### Exercise directions
Restate the full set of records exactly, without adding or dropping a word.

### Data supplied
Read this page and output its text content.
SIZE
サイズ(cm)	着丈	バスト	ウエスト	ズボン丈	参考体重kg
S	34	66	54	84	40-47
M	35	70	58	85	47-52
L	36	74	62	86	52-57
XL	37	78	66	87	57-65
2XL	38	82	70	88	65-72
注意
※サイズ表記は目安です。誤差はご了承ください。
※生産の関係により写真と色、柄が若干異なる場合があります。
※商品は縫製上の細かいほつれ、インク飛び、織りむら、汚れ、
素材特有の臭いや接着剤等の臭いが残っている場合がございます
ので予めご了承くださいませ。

### Result of this exercise
Read this page and output its text content.
SIZE
サイズ(cm)	着丈	バスト	ウエスト	ズボン丈	参考体重kg
S	34	66	54	84	40-47
M	35	70	58	85	47-52
L	36	74	62	86	52-57
XL	37	78	66	87	57-65
2XL	38	82	70	88	65-72
注意
※サイズ表記は目安です。誤差はご了承ください。
※生産の関係により写真と色、柄が若干異なる場合があります。
※商品は縫製上の細かいほつれ、インク飛び、織りむら、汚れ、
素材特有の臭いや接着剤等の臭いが残っている場合がございます
ので予めご了承くださいませ。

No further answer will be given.